Objective
Could you revise the records below so that each occurrence of "interactable" becomes "clickable", with everything else left as it is?

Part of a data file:
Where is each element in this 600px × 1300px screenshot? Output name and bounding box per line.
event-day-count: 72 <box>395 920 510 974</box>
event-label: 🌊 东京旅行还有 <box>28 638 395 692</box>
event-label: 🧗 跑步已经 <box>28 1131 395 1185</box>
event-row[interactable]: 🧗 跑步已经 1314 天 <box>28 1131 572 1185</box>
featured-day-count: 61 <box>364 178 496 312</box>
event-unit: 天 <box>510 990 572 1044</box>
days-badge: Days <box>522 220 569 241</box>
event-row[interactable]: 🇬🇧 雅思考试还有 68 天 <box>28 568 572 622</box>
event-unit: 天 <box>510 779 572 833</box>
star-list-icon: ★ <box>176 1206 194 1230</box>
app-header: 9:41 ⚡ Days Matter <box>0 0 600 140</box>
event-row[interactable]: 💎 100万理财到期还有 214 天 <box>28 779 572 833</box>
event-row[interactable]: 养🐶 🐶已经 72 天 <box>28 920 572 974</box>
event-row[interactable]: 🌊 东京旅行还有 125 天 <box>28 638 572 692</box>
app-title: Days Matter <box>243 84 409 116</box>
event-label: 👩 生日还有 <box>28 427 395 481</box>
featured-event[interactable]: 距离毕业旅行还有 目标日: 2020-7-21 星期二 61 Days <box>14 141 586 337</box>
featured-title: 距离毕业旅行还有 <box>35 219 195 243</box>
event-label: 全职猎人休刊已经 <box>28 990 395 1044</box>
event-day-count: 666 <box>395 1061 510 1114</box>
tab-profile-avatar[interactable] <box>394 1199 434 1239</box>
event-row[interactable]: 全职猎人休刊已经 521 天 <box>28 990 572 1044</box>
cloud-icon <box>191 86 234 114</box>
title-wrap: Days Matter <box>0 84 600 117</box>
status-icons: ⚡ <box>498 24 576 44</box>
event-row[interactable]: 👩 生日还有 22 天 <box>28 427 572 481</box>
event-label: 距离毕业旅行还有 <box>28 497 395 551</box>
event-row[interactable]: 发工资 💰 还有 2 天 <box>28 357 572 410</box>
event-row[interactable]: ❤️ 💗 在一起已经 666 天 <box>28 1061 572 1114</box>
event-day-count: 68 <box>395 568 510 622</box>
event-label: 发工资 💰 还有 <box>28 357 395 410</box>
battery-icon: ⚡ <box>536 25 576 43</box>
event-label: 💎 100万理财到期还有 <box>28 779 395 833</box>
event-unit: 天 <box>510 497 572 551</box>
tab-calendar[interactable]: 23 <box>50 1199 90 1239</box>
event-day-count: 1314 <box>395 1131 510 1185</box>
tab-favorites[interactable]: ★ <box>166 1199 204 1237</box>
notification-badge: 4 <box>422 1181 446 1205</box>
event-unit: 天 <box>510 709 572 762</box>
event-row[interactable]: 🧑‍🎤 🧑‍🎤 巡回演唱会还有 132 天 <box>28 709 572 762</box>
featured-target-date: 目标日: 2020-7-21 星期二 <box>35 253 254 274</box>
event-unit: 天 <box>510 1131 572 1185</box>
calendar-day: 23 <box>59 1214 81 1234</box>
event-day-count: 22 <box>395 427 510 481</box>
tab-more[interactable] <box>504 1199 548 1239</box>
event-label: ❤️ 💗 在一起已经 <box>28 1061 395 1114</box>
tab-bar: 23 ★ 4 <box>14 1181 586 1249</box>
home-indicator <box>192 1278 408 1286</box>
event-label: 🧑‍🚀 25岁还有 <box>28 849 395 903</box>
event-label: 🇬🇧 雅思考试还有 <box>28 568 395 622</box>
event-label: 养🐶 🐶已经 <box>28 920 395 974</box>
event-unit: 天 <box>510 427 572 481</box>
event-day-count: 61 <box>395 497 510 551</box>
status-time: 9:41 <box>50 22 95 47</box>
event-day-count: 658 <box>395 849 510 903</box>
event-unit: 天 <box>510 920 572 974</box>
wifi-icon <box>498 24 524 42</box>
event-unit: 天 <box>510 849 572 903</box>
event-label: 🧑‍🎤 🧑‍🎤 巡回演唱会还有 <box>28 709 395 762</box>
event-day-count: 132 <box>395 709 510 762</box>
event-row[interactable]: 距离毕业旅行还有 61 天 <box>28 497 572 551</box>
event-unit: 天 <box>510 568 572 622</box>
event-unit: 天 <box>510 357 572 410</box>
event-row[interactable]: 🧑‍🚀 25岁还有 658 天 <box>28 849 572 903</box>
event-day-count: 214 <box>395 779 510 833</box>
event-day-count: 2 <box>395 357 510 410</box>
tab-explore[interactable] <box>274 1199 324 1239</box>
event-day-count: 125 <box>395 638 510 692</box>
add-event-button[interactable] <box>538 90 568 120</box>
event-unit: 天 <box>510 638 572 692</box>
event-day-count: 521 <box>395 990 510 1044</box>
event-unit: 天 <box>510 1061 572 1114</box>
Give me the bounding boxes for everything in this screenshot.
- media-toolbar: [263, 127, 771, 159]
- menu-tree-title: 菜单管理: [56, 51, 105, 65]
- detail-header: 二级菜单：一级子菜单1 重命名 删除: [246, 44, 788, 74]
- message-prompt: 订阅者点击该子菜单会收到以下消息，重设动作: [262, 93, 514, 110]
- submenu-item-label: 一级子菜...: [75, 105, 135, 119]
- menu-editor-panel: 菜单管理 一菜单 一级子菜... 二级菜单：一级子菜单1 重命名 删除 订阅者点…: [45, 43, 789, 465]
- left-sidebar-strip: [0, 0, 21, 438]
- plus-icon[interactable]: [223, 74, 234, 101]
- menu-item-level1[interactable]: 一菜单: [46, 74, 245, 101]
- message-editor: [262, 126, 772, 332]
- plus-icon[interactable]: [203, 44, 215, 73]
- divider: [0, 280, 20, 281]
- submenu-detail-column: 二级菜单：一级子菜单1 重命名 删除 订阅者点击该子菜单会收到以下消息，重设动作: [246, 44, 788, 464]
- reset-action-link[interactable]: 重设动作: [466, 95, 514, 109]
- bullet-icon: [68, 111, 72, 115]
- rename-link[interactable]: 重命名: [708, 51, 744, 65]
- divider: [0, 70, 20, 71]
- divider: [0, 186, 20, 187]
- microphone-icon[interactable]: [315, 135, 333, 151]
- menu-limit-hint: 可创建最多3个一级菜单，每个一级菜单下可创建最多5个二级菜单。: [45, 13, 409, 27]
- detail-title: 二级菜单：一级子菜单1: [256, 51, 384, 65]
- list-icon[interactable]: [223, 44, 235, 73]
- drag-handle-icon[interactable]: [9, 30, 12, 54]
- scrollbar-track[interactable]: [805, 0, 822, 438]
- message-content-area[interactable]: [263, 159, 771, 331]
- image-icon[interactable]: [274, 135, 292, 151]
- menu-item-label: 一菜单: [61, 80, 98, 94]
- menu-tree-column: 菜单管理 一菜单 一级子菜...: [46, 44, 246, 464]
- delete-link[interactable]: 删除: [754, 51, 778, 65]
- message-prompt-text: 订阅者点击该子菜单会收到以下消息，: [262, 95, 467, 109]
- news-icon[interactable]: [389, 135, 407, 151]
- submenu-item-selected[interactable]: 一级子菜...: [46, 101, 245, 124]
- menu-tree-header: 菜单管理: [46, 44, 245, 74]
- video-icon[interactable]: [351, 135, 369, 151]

Solution
Where is each element in this 600px × 1300px screenshot? Output name and bounding box per line.
event-day-count: 72 <box>395 920 510 974</box>
event-label: 🌊 东京旅行还有 <box>28 638 395 692</box>
event-label: 🧗 跑步已经 <box>28 1131 395 1185</box>
event-row[clickable]: 🧗 跑步已经 1314 天 <box>28 1131 572 1185</box>
featured-day-count: 61 <box>364 178 496 312</box>
event-unit: 天 <box>510 990 572 1044</box>
days-badge: Days <box>522 220 569 241</box>
event-row[clickable]: 🇬🇧 雅思考试还有 68 天 <box>28 568 572 622</box>
event-unit: 天 <box>510 779 572 833</box>
star-list-icon: ★ <box>176 1206 194 1230</box>
app-header: 9:41 ⚡ Days Matter <box>0 0 600 140</box>
event-row[clickable]: 💎 100万理财到期还有 214 天 <box>28 779 572 833</box>
event-row[clickable]: 养🐶 🐶已经 72 天 <box>28 920 572 974</box>
event-row[clickable]: 🌊 东京旅行还有 125 天 <box>28 638 572 692</box>
app-title: Days Matter <box>243 84 409 116</box>
event-label: 👩 生日还有 <box>28 427 395 481</box>
featured-event[clickable]: 距离毕业旅行还有 目标日: 2020-7-21 星期二 61 Days <box>14 141 586 337</box>
featured-title: 距离毕业旅行还有 <box>35 219 195 243</box>
event-label: 全职猎人休刊已经 <box>28 990 395 1044</box>
event-day-count: 666 <box>395 1061 510 1114</box>
tab-profile-avatar[clickable] <box>394 1199 434 1239</box>
event-row[clickable]: 全职猎人休刊已经 521 天 <box>28 990 572 1044</box>
cloud-icon <box>191 86 234 114</box>
title-wrap: Days Matter <box>0 84 600 117</box>
status-icons: ⚡ <box>498 24 576 44</box>
event-row[clickable]: 👩 生日还有 22 天 <box>28 427 572 481</box>
event-label: 距离毕业旅行还有 <box>28 497 395 551</box>
event-row[clickable]: 发工资 💰 还有 2 天 <box>28 357 572 410</box>
event-row[clickable]: ❤️ 💗 在一起已经 666 天 <box>28 1061 572 1114</box>
event-day-count: 68 <box>395 568 510 622</box>
event-label: 发工资 💰 还有 <box>28 357 395 410</box>
battery-icon: ⚡ <box>536 25 576 43</box>
event-label: 💎 100万理财到期还有 <box>28 779 395 833</box>
event-unit: 天 <box>510 497 572 551</box>
tab-calendar[clickable]: 23 <box>50 1199 90 1239</box>
event-day-count: 1314 <box>395 1131 510 1185</box>
tab-favorites[clickable]: ★ <box>166 1199 204 1237</box>
notification-badge: 4 <box>422 1181 446 1205</box>
event-unit: 天 <box>510 709 572 762</box>
event-row[clickable]: 🧑‍🎤 🧑‍🎤 巡回演唱会还有 132 天 <box>28 709 572 762</box>
featured-target-date: 目标日: 2020-7-21 星期二 <box>35 253 254 274</box>
event-unit: 天 <box>510 1131 572 1185</box>
calendar-day: 23 <box>59 1214 81 1234</box>
event-day-count: 22 <box>395 427 510 481</box>
tab-more[clickable] <box>504 1199 548 1239</box>
event-label: ❤️ 💗 在一起已经 <box>28 1061 395 1114</box>
tab-bar: 23 ★ 4 <box>14 1181 586 1249</box>
home-indicator <box>192 1278 408 1286</box>
event-label: 🧑‍🚀 25岁还有 <box>28 849 395 903</box>
event-label: 🇬🇧 雅思考试还有 <box>28 568 395 622</box>
event-label: 养🐶 🐶已经 <box>28 920 395 974</box>
event-unit: 天 <box>510 427 572 481</box>
event-day-count: 61 <box>395 497 510 551</box>
status-time: 9:41 <box>50 22 95 47</box>
event-day-count: 658 <box>395 849 510 903</box>
event-unit: 天 <box>510 920 572 974</box>
wifi-icon <box>498 24 524 42</box>
event-unit: 天 <box>510 849 572 903</box>
event-label: 🧑‍🎤 🧑‍🎤 巡回演唱会还有 <box>28 709 395 762</box>
event-day-count: 132 <box>395 709 510 762</box>
event-row[clickable]: 距离毕业旅行还有 61 天 <box>28 497 572 551</box>
event-unit: 天 <box>510 568 572 622</box>
event-unit: 天 <box>510 357 572 410</box>
event-row[clickable]: 🧑‍🚀 25岁还有 658 天 <box>28 849 572 903</box>
event-day-count: 214 <box>395 779 510 833</box>
event-day-count: 2 <box>395 357 510 410</box>
tab-explore[clickable] <box>274 1199 324 1239</box>
event-day-count: 125 <box>395 638 510 692</box>
add-event-button[clickable] <box>538 90 568 120</box>
event-unit: 天 <box>510 638 572 692</box>
event-day-count: 521 <box>395 990 510 1044</box>
event-unit: 天 <box>510 1061 572 1114</box>
Give me the bounding boxes for everything in this screenshot.
- media-toolbar: [263, 127, 771, 159]
- menu-tree-title: 菜单管理: [56, 51, 105, 65]
- detail-header: 二级菜单：一级子菜单1 重命名 删除: [246, 44, 788, 74]
- message-prompt: 订阅者点击该子菜单会收到以下消息，重设动作: [262, 93, 514, 110]
- submenu-item-label: 一级子菜...: [75, 105, 135, 119]
- menu-editor-panel: 菜单管理 一菜单 一级子菜... 二级菜单：一级子菜单1 重命名 删除 订阅者点…: [45, 43, 789, 465]
- left-sidebar-strip: [0, 0, 21, 438]
- plus-icon[clickable]: [223, 74, 234, 101]
- menu-item-level1[clickable]: 一菜单: [46, 74, 245, 101]
- message-editor: [262, 126, 772, 332]
- plus-icon[clickable]: [203, 44, 215, 73]
- divider: [0, 280, 20, 281]
- submenu-detail-column: 二级菜单：一级子菜单1 重命名 删除 订阅者点击该子菜单会收到以下消息，重设动作: [246, 44, 788, 464]
- reset-action-link[clickable]: 重设动作: [466, 95, 514, 109]
- bullet-icon: [68, 111, 72, 115]
- rename-link[clickable]: 重命名: [708, 51, 744, 65]
- divider: [0, 70, 20, 71]
- divider: [0, 186, 20, 187]
- microphone-icon[clickable]: [315, 135, 333, 151]
- menu-limit-hint: 可创建最多3个一级菜单，每个一级菜单下可创建最多5个二级菜单。: [45, 13, 409, 27]
- detail-title: 二级菜单：一级子菜单1: [256, 51, 384, 65]
- list-icon[clickable]: [223, 44, 235, 73]
- drag-handle-icon[clickable]: [9, 30, 12, 54]
- scrollbar-track[clickable]: [805, 0, 822, 438]
- message-content-area[clickable]: [263, 159, 771, 331]
- image-icon[clickable]: [274, 135, 292, 151]
- menu-item-label: 一菜单: [61, 80, 98, 94]
- menu-tree-column: 菜单管理 一菜单 一级子菜...: [46, 44, 246, 464]
- delete-link[clickable]: 删除: [754, 51, 778, 65]
- message-prompt-text: 订阅者点击该子菜单会收到以下消息，: [262, 95, 467, 109]
- news-icon[clickable]: [389, 135, 407, 151]
- submenu-item-selected[clickable]: 一级子菜...: [46, 101, 245, 124]
- menu-tree-header: 菜单管理: [46, 44, 245, 74]
- video-icon[clickable]: [351, 135, 369, 151]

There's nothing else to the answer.